Instructions to follow -> Gather each line in the entries that includes the string "source".

--

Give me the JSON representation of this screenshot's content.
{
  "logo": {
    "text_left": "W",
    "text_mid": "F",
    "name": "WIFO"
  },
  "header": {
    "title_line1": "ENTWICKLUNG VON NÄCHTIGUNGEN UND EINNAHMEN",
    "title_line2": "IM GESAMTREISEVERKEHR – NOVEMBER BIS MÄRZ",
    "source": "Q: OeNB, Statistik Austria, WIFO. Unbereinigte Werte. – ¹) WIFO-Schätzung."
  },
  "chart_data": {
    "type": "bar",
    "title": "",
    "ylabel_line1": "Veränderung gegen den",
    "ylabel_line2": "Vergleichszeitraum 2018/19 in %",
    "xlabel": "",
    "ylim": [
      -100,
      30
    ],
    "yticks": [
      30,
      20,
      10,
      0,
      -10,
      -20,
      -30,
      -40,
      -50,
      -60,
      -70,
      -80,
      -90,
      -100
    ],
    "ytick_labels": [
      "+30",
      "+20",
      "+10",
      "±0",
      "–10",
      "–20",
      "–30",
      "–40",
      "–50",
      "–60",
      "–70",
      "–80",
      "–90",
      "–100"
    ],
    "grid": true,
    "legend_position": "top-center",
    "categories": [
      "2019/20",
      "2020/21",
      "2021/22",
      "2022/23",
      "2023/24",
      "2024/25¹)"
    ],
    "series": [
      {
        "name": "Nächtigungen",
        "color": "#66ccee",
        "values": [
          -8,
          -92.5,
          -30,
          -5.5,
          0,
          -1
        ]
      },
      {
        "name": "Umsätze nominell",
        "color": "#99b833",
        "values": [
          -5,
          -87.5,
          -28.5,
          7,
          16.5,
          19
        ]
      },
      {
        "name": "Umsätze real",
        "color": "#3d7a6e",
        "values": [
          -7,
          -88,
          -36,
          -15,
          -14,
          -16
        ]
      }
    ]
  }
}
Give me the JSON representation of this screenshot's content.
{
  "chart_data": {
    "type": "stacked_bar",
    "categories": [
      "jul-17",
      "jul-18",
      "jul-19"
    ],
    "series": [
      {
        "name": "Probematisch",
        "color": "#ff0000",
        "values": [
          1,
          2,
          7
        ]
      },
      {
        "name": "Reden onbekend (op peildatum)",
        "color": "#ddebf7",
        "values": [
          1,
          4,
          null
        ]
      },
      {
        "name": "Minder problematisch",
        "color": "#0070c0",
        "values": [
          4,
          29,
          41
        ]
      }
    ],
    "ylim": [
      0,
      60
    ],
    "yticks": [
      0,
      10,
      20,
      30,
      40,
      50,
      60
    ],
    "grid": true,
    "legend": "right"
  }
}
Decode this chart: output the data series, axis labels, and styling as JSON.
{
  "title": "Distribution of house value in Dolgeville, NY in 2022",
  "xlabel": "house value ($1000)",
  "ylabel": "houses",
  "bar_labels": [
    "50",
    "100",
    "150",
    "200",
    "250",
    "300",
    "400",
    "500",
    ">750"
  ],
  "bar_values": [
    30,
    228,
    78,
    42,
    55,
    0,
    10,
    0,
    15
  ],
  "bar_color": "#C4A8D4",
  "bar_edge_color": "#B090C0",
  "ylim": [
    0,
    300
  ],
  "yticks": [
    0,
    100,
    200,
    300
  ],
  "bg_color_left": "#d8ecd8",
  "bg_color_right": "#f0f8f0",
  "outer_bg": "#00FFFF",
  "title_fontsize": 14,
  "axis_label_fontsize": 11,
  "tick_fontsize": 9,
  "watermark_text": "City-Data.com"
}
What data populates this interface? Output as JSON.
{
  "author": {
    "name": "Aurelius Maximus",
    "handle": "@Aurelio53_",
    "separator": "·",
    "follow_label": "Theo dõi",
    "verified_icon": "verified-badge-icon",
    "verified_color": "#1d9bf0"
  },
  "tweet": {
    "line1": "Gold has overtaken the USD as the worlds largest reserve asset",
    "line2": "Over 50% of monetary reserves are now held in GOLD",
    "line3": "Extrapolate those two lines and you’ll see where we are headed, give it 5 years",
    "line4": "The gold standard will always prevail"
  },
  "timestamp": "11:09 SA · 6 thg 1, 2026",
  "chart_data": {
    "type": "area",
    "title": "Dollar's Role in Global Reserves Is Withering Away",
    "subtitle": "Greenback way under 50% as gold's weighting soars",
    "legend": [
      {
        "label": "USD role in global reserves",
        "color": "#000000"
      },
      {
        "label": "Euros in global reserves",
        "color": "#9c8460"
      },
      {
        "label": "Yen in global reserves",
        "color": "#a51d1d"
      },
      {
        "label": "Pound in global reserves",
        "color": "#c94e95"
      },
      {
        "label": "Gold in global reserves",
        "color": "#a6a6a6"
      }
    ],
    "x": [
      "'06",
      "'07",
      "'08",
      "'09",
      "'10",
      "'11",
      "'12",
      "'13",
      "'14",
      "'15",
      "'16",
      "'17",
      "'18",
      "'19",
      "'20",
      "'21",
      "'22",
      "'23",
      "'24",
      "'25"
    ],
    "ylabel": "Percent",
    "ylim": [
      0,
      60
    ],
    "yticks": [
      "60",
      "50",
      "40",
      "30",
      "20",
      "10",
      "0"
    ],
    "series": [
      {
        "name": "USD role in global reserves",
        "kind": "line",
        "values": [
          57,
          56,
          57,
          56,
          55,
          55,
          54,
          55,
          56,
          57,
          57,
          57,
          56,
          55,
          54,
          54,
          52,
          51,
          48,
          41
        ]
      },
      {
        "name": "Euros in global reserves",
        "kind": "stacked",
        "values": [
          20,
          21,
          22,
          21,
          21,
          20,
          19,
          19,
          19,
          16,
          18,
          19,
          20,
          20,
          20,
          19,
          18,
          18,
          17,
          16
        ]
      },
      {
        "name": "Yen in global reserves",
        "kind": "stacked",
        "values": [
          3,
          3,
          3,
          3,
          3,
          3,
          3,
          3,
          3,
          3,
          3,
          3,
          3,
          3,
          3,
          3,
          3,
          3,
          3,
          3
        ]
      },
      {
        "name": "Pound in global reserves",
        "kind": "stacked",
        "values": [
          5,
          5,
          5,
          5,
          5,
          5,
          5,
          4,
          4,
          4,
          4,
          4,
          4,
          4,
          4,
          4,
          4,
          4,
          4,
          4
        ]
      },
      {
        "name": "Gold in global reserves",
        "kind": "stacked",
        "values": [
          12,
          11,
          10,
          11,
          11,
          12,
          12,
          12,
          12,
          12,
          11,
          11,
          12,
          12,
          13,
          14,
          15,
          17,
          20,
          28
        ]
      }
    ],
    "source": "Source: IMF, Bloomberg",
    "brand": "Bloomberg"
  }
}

--

Written solution ->
    "source": "Q: OeNB, Statistik Austria, WIFO. Unbereinigte Werte. – ¹) WIFO-Schätzung."
    "source": "Source: IMF, Bloomberg",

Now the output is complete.